╭─ DATA SECTION

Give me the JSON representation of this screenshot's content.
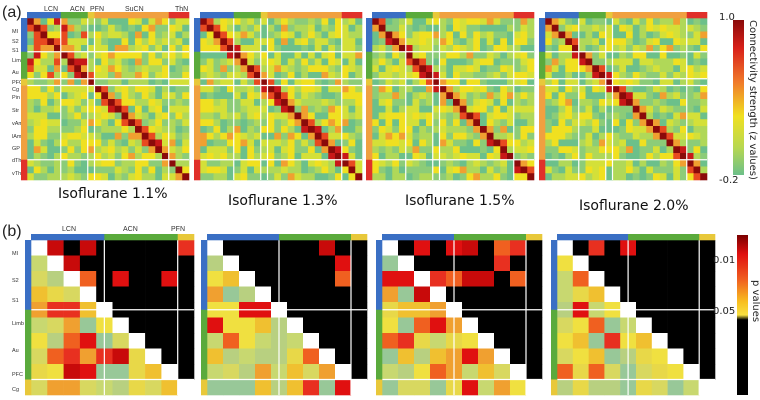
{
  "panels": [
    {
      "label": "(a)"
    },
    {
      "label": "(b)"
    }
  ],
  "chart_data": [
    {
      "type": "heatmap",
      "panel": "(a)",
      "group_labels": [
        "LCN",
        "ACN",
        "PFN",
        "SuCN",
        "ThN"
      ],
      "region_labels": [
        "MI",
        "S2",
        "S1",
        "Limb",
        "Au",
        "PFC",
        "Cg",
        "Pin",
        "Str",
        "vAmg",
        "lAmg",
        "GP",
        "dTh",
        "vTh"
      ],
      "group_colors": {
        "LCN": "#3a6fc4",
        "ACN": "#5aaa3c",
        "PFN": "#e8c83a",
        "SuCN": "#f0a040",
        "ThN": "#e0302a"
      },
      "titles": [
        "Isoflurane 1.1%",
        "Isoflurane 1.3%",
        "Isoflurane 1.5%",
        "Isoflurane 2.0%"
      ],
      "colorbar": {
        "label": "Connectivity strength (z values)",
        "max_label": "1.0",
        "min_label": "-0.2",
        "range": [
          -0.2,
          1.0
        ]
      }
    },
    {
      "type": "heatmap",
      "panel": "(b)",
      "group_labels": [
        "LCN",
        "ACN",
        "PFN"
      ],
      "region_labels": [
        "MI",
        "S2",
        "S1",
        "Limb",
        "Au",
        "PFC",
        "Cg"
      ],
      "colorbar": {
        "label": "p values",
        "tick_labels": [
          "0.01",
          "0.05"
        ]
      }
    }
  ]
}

╰─

- _STATED TASK_
Every record above should be written out again exactly; the pictures stay out of the copy.

- _EXERCISE RESULT_
Give me the JSON representation of this screenshot's content.
{
  "panels": [
    {
      "label": "(a)"
    },
    {
      "label": "(b)"
    }
  ],
  "chart_data": [
    {
      "type": "heatmap",
      "panel": "(a)",
      "group_labels": [
        "LCN",
        "ACN",
        "PFN",
        "SuCN",
        "ThN"
      ],
      "region_labels": [
        "MI",
        "S2",
        "S1",
        "Limb",
        "Au",
        "PFC",
        "Cg",
        "Pin",
        "Str",
        "vAmg",
        "lAmg",
        "GP",
        "dTh",
        "vTh"
      ],
      "group_colors": {
        "LCN": "#3a6fc4",
        "ACN": "#5aaa3c",
        "PFN": "#e8c83a",
        "SuCN": "#f0a040",
        "ThN": "#e0302a"
      },
      "titles": [
        "Isoflurane 1.1%",
        "Isoflurane 1.3%",
        "Isoflurane 1.5%",
        "Isoflurane 2.0%"
      ],
      "colorbar": {
        "label": "Connectivity strength (z values)",
        "max_label": "1.0",
        "min_label": "-0.2",
        "range": [
          -0.2,
          1.0
        ]
      }
    },
    {
      "type": "heatmap",
      "panel": "(b)",
      "group_labels": [
        "LCN",
        "ACN",
        "PFN"
      ],
      "region_labels": [
        "MI",
        "S2",
        "S1",
        "Limb",
        "Au",
        "PFC",
        "Cg"
      ],
      "colorbar": {
        "label": "p values",
        "tick_labels": [
          "0.01",
          "0.05"
        ]
      }
    }
  ]
}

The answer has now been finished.